WHAT YOU NEED TO DO: Seek out every line containing the word "lets", and copy each.
+ + + + + + +
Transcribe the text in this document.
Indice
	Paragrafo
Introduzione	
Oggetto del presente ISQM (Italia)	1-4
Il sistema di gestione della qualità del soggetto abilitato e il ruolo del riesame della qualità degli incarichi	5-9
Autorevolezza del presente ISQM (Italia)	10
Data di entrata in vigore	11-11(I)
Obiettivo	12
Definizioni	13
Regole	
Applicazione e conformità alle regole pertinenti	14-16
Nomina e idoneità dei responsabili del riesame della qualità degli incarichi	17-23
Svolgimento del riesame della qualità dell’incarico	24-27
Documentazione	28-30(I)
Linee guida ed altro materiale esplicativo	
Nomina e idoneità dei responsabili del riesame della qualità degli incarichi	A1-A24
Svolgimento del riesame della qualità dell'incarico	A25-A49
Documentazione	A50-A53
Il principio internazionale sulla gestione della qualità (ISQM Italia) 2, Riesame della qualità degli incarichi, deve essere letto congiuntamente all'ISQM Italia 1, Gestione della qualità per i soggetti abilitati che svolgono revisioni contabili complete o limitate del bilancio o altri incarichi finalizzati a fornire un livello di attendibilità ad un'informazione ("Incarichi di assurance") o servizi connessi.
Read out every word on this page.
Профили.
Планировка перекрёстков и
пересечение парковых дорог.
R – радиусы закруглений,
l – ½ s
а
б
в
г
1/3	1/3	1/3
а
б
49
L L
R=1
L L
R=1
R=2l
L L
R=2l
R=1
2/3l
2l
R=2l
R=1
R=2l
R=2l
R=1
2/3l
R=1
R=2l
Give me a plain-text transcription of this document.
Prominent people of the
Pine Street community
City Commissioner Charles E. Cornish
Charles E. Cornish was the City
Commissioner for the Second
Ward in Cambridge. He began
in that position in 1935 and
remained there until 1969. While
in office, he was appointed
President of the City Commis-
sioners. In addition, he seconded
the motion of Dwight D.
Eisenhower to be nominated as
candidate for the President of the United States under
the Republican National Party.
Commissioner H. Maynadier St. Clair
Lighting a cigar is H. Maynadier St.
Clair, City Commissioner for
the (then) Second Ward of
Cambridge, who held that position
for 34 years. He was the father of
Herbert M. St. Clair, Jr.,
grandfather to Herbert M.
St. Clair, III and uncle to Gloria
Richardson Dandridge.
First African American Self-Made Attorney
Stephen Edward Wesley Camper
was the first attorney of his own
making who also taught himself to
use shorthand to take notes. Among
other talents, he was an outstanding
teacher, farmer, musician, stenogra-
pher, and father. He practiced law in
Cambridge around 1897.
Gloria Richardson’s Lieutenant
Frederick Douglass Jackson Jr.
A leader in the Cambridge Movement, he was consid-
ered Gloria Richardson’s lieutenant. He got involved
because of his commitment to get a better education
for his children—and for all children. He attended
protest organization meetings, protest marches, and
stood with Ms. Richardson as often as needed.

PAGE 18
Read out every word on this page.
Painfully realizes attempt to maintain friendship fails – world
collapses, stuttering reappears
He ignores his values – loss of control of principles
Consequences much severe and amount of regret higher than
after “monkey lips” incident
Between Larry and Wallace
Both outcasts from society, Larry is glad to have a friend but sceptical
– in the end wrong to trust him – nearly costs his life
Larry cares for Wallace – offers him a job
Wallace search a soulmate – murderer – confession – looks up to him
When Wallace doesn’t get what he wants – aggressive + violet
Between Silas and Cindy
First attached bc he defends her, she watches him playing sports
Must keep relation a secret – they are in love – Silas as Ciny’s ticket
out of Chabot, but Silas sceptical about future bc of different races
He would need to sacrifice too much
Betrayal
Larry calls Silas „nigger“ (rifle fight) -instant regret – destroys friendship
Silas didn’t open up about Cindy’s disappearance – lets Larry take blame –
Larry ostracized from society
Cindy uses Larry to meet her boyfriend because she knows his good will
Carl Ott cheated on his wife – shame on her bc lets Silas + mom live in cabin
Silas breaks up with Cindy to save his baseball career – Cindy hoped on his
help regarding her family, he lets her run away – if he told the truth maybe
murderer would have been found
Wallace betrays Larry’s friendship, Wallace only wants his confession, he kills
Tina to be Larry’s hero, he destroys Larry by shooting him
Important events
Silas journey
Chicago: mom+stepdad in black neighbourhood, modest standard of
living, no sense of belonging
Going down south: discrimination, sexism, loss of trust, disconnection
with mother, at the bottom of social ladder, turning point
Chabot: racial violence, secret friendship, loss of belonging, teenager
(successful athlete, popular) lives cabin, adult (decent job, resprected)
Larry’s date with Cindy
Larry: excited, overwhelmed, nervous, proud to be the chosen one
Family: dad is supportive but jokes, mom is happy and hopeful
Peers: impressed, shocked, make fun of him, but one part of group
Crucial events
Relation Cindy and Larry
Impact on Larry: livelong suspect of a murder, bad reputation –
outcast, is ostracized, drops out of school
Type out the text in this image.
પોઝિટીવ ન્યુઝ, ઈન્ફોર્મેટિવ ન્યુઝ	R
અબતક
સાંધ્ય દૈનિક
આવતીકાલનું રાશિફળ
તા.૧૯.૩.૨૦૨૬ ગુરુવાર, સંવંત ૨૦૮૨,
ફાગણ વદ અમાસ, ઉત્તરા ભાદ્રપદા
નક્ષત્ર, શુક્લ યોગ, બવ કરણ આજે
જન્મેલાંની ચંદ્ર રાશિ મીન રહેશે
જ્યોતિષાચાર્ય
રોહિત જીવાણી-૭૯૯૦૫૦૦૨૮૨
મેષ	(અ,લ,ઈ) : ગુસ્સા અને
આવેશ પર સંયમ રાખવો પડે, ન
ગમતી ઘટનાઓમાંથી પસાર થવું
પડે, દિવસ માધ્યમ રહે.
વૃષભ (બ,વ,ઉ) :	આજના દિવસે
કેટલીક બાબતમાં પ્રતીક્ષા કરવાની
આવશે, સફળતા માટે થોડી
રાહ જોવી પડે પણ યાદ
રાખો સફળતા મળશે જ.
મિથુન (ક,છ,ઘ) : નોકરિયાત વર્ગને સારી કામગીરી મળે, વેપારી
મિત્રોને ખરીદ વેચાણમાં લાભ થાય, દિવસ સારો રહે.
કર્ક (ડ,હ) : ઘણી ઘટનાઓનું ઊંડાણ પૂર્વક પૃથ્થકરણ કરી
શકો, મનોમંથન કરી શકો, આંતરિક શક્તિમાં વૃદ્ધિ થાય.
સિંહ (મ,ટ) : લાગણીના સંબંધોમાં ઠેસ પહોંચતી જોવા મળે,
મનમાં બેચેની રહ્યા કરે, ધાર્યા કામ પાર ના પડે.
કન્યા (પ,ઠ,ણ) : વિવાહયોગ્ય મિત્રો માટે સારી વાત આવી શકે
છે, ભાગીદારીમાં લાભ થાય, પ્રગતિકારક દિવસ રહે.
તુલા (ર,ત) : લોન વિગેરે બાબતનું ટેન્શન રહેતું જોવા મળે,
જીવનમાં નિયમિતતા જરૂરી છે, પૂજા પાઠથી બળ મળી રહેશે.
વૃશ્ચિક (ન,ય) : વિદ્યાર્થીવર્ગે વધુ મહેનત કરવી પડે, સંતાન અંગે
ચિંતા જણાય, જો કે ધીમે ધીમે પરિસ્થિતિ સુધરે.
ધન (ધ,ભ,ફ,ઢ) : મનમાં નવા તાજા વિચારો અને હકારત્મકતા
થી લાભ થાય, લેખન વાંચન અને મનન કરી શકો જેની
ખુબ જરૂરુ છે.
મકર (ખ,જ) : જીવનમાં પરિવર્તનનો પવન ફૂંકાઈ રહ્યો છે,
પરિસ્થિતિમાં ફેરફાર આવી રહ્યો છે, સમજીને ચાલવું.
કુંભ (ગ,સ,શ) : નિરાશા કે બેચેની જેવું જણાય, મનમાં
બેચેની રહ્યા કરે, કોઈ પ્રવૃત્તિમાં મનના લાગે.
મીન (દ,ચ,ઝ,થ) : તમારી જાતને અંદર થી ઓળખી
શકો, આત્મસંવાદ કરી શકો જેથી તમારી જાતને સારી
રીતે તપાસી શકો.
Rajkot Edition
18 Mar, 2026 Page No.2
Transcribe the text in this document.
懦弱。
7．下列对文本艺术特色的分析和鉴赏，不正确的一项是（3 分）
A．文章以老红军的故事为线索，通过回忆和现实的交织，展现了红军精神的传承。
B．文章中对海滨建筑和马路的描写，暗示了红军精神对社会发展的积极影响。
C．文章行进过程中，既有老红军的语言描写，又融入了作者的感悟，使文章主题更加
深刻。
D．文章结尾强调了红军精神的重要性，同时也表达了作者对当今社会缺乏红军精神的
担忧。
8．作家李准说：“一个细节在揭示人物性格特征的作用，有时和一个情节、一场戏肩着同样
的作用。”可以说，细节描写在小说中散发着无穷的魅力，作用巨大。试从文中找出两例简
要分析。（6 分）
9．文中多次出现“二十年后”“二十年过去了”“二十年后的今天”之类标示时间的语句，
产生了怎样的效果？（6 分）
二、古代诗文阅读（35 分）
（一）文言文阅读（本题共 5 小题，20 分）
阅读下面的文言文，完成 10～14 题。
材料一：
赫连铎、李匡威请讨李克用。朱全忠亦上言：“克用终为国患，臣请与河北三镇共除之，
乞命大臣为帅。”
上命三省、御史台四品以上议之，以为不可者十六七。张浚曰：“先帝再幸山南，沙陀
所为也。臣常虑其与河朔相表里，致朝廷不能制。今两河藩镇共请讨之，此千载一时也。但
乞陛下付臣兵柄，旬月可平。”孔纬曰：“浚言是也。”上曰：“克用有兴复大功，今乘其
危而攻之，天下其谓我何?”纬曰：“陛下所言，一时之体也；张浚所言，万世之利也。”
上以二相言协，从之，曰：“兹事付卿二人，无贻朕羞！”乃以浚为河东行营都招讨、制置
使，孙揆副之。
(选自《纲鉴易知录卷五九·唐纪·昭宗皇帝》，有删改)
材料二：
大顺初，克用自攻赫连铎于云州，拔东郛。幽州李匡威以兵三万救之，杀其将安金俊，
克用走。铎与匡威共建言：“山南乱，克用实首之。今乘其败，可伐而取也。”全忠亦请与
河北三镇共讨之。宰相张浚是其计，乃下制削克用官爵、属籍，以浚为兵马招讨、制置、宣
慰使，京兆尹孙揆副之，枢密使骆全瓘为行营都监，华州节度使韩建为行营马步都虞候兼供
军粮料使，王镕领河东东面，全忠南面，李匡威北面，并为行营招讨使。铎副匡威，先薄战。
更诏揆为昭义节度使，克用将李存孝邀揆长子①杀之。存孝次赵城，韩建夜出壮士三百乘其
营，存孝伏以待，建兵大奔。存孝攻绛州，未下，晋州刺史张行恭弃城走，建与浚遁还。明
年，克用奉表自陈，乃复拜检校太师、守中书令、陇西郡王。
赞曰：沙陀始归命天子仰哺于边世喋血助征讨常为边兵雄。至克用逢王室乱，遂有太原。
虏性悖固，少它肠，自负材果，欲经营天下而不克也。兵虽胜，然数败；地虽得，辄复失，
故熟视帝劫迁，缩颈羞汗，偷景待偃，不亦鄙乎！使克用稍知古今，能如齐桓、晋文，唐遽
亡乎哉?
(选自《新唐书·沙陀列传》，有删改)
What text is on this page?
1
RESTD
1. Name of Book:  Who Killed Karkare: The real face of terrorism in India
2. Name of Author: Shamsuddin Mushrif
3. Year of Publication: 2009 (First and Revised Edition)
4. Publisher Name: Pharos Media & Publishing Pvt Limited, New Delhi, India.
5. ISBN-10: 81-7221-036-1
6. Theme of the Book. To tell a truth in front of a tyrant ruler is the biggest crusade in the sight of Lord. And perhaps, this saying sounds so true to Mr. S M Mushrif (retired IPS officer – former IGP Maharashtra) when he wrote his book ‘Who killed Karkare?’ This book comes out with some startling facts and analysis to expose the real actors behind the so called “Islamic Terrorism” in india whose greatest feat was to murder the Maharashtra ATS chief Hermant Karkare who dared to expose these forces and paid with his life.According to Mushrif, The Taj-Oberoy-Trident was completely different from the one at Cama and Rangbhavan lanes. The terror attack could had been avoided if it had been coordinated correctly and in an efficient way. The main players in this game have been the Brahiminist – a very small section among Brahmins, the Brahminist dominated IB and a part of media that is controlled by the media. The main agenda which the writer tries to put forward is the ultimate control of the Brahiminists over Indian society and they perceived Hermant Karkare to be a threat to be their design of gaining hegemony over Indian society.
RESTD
+ + + + + + +
FINAL ANSWER:
Silas didn’t open up about Cindy’s disappearance – lets Larry take blame –
Carl Ott cheated on his wife – shame on her bc lets Silas + mom live in cabin
help regarding her family, he lets her run away – if he told the truth maybe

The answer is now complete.